#### [WHAT TO DO]
Indicate only the number of lines in the listing below in which the word "image" appears.

(Dataset records)
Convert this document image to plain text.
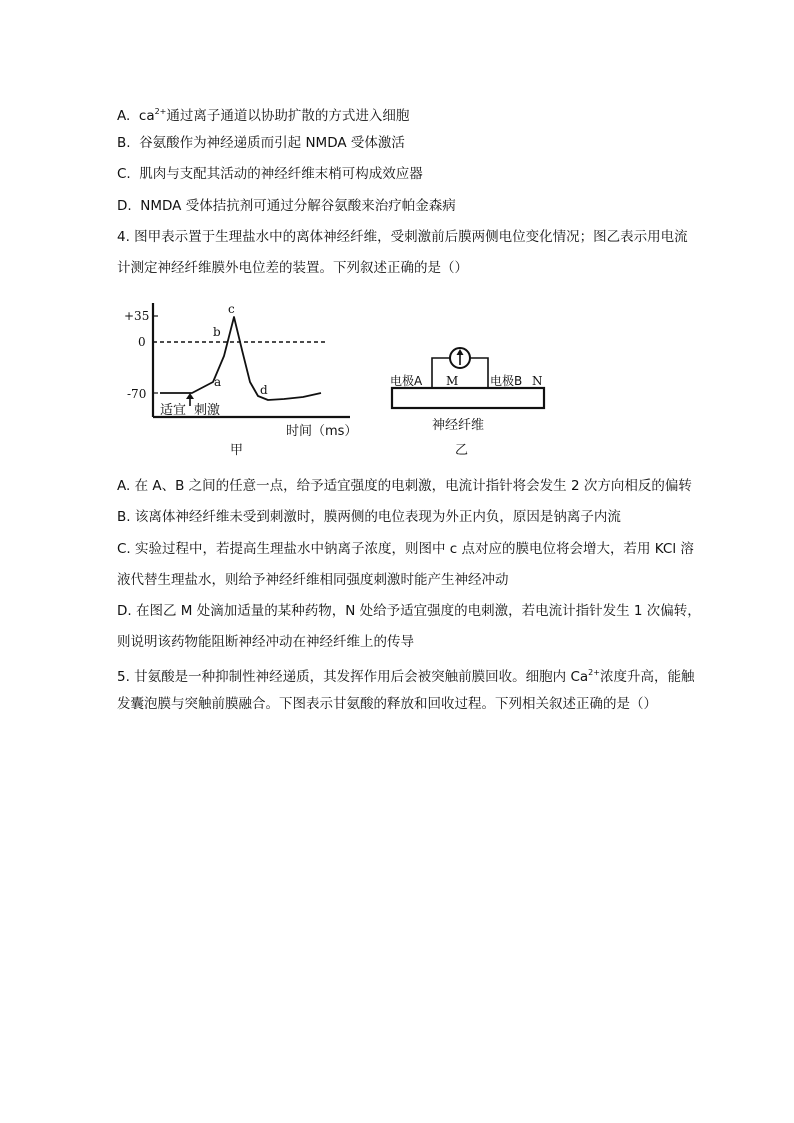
A. $ca^{2+}$通过离子通道以协助扩散的方式进入细胞
B. 谷氨酸作为神经递质而引起 NMDA 受体激活
C. 肌肉与支配其活动的神经纤维末梢可构成效应器
D. NMDA 受体拮抗剂可通过分解谷氨酸来治疗帕金森病
4. 图甲表示置于生理盐水中的离体神经纤维，受刺激前后膜两侧电位变化情况；图乙表示用电流
计测定神经纤维膜外电位差的装置。下列叙述正确的是（）
+35
0
-70
a
b
c
d
适宜 刺激
时间（ms）
甲
电极A M	电极B N
神经纤维
乙
A. 在 A、B 之间的任意一点，给予适宜强度的电刺激，电流计指针将会发生 2 次方向相反的偏转
B. 该离体神经纤维未受到刺激时，膜两侧的电位表现为外正内负，原因是钠离子内流
C. 实验过程中，若提高生理盐水中钠离子浓度，则图中 c 点对应的膜电位将会增大，若用 KCl 溶
液代替生理盐水，则给予神经纤维相同强度刺激时能产生神经冲动
D. 在图乙 M 处滴加适量的某种药物，N 处给予适宜强度的电刺激，若电流计指针发生 1 次偏转，
则说明该药物能阻断神经冲动在神经纤维上的传导
5. 甘氨酸是一种抑制性神经递质，其发挥作用后会被突触前膜回收。细胞内 $Ca^{2+}$浓度升高，能触
发囊泡膜与突触前膜融合。下图表示甘氨酸的释放和回收过程。下列相关叙述正确的是（）
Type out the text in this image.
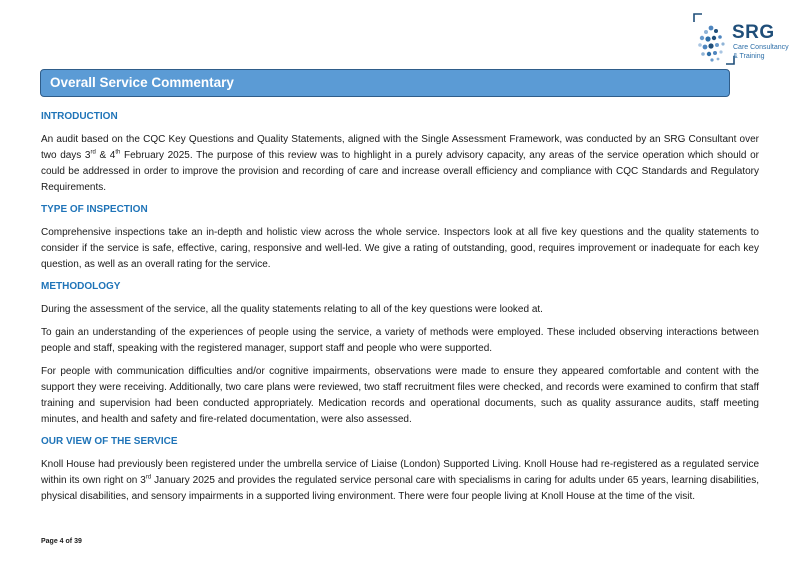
SRG
Care Consultancy
& Training
Overall Service Commentary
INTRODUCTION

An audit based on the CQC Key Questions and Quality Statements, aligned with the Single Assessment Framework, was conducted by an SRG Consultant over two days 3rd & 4th February 2025. The purpose of this review was to highlight in a purely advisory capacity, any areas of the service operation which should or could be addressed in order to improve the provision and recording of care and increase overall efficiency and compliance with CQC Standards and Regulatory Requirements.

TYPE OF INSPECTION

Comprehensive inspections take an in-depth and holistic view across the whole service. Inspectors look at all five key questions and the quality statements to consider if the service is safe, effective, caring, responsive and well-led. We give a rating of outstanding, good, requires improvement or inadequate for each key question, as well as an overall rating for the service.

METHODOLOGY

During the assessment of the service, all the quality statements relating to all of the key questions were looked at.

To gain an understanding of the experiences of people using the service, a variety of methods were employed. These included observing interactions between people and staff, speaking with the registered manager, support staff and people who were supported.

For people with communication difficulties and/or cognitive impairments, observations were made to ensure they appeared comfortable and content with the support they were receiving. Additionally, two care plans were reviewed, two staff recruitment files were checked, and records were examined to confirm that staff training and supervision had been conducted appropriately. Medication records and operational documents, such as quality assurance audits, staff meeting minutes, and health and safety and fire-related documentation, were also assessed.

OUR VIEW OF THE SERVICE

Knoll House had previously been registered under the umbrella service of Liaise (London) Supported Living. Knoll House had re-registered as a regulated service within its own right on 3rd January 2025 and provides the regulated service personal care with specialisms in caring for adults under 65 years, learning disabilities, physical disabilities, and sensory impairments in a supported living environment. There were four people living at Knoll House at the time of the visit.

Page 4 of 39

#### [CORRECT ANSWER]
2